> [PROVIDED DATA]:
— Begin —

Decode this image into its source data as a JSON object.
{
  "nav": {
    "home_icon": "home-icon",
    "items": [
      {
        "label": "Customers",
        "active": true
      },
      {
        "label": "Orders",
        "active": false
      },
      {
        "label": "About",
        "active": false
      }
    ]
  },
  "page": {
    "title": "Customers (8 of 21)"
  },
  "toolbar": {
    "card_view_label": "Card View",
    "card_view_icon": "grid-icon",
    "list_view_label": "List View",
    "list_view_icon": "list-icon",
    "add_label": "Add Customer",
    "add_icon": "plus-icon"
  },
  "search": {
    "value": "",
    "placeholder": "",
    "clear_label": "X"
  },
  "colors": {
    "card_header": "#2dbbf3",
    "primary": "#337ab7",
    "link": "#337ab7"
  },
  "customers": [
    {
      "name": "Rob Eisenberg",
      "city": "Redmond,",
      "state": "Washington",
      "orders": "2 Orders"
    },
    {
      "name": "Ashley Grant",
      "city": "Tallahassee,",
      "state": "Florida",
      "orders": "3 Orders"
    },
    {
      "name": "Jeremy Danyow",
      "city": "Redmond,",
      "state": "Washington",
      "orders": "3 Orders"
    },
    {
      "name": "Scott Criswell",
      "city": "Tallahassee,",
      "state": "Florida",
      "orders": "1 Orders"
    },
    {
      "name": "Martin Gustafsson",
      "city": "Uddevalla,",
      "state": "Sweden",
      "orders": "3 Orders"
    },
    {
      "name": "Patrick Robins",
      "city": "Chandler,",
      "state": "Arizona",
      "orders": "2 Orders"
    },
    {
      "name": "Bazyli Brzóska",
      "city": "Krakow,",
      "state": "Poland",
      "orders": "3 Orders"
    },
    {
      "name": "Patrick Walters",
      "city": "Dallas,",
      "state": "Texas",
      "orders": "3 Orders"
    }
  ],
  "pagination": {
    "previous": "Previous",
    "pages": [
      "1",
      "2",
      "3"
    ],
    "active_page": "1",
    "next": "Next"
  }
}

— End —

> [WHAT YOU WILL DO]:
Which lines hold the word "state"? Copy all of them.

> [THE RESULT]:
      "state": "Washington",
      "state": "Florida",
      "state": "Washington",
      "state": "Florida",
      "state": "Sweden",
      "state": "Arizona",
      "state": "Poland",
      "state": "Texas",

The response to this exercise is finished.